[TASK PROMPT]
Arrange every line of the listing below as a numbered list, leaving out blank lines and the pictures.

=-=-=

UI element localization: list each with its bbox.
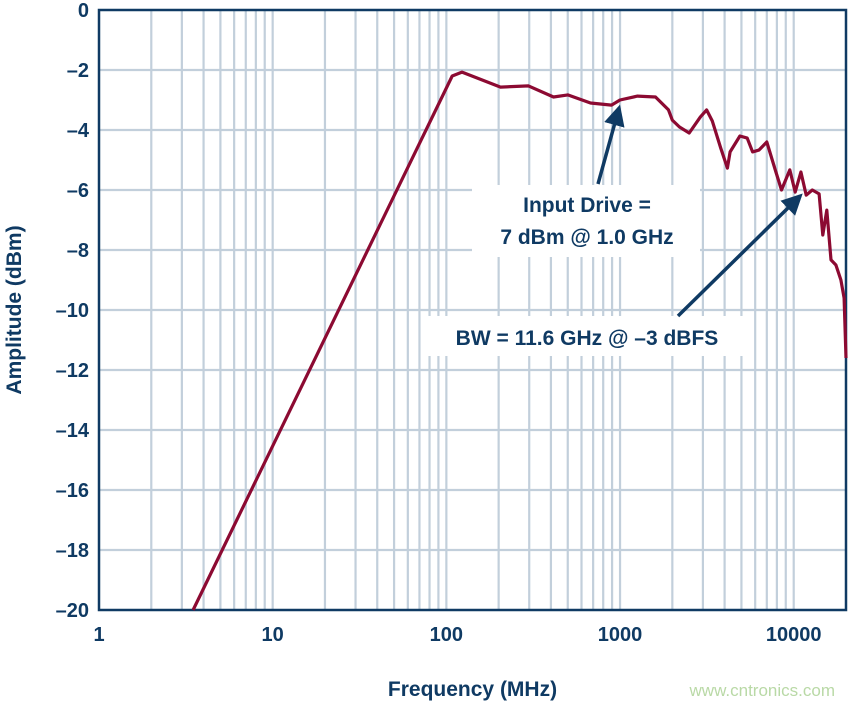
- x-tick-label: 100: [430, 624, 463, 646]
- y-tick-label: –6: [67, 180, 89, 202]
- y-tick-label: –8: [67, 240, 89, 262]
- y-tick-label: –14: [56, 420, 90, 442]
- x-tick-label: 10: [262, 624, 284, 646]
- y-tick-label: –10: [56, 300, 89, 322]
- annotation-text: Input Drive =: [523, 194, 651, 217]
- y-tick-label: –2: [67, 60, 89, 82]
- x-tick-label: 1: [93, 624, 104, 646]
- y-tick-label: –4: [67, 120, 90, 142]
- annotation-text: BW = 11.6 GHz @ –3 dBFS: [456, 327, 719, 350]
- x-tick-label: 1000: [598, 624, 643, 646]
- y-tick-label: 0: [78, 0, 89, 22]
- series-line: [191, 70, 848, 611]
- y-tick-label: –20: [56, 600, 89, 622]
- annotation-bg: [472, 185, 700, 257]
- annotation-bg: [424, 316, 750, 356]
- x-axis-label: Frequency (MHz): [388, 678, 557, 701]
- watermark: www.cntronics.com: [689, 681, 835, 700]
- y-tick-label: –16: [56, 480, 89, 502]
- annotation-arrow: [596, 104, 625, 185]
- annotation-arrow: [676, 193, 803, 318]
- y-tick-label: –12: [56, 360, 89, 382]
- y-axis-label: Amplitude (dBm): [3, 225, 26, 394]
- x-tick-label: 10000: [766, 624, 822, 646]
- annotation-text: 7 dBm @ 1.0 GHz: [500, 226, 673, 249]
- y-tick-label: –18: [56, 540, 89, 562]
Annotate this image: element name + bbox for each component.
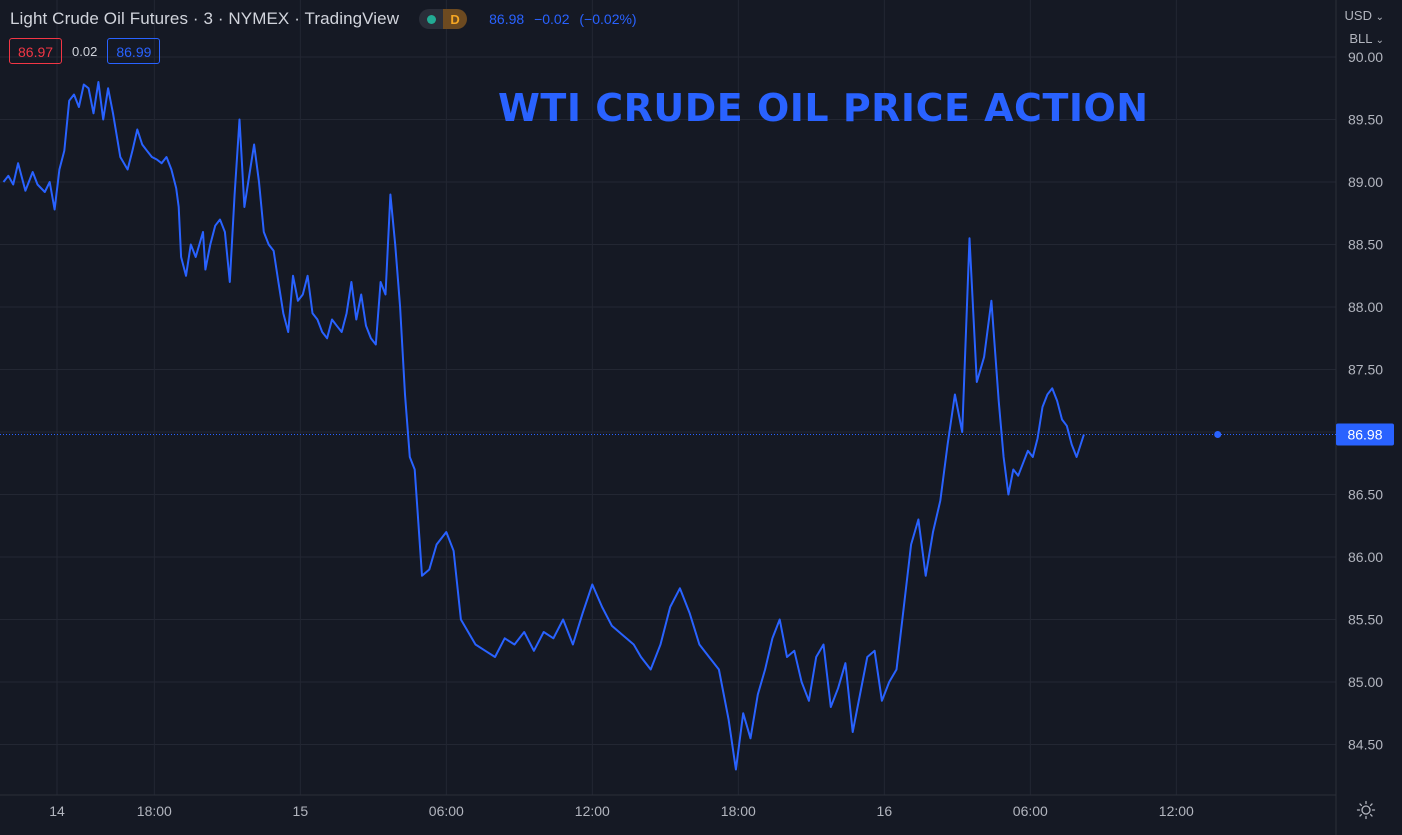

=-=-=

[SOLUTION TO THIS EXERCISE]
1. UI element localization: list each with its bbox.
2. - x-tick-label: 100: [430, 624, 463, 646]
3. - y-tick-label: –6: [67, 180, 89, 202]
4. - y-tick-label: –8: [67, 240, 89, 262]
5. - y-tick-label: –14: [56, 420, 90, 442]
6. - x-tick-label: 10: [262, 624, 284, 646]
7. - y-tick-label: –10: [56, 300, 89, 322]
8. - annotation-text: Input Drive =: [523, 194, 651, 217]
9. - y-tick-label: –2: [67, 60, 89, 82]
10. - x-tick-label: 1: [93, 624, 104, 646]
11. - y-tick-label: –4: [67, 120, 90, 142]
12. - annotation-text: BW = 11.6 GHz @ –3 dBFS: [456, 327, 719, 350]
13. - x-tick-label: 1000: [598, 624, 643, 646]
14. - y-tick-label: 0: [78, 0, 89, 22]
15. - series-line: [191, 70, 848, 611]
16. - y-tick-label: –20: [56, 600, 89, 622]
17. - annotation-bg: [472, 185, 700, 257]
18. - annotation-bg: [424, 316, 750, 356]
19. - x-axis-label: Frequency (MHz): [388, 678, 557, 701]
20. - watermark: www.cntronics.com: [689, 681, 835, 700]
21. - y-tick-label: –16: [56, 480, 89, 502]
22. - annotation-arrow: [596, 104, 625, 185]
23. - annotation-arrow: [676, 193, 803, 318]
24. - y-tick-label: –12: [56, 360, 89, 382]
25. - y-axis-label: Amplitude (dBm): [3, 225, 26, 394]
26. - x-tick-label: 10000: [766, 624, 822, 646]
27. - annotation-text: 7 dBm @ 1.0 GHz: [500, 226, 673, 249]
28. - y-tick-label: –18: [56, 540, 89, 562]
29. Annotate this image: element name + bbox for each component.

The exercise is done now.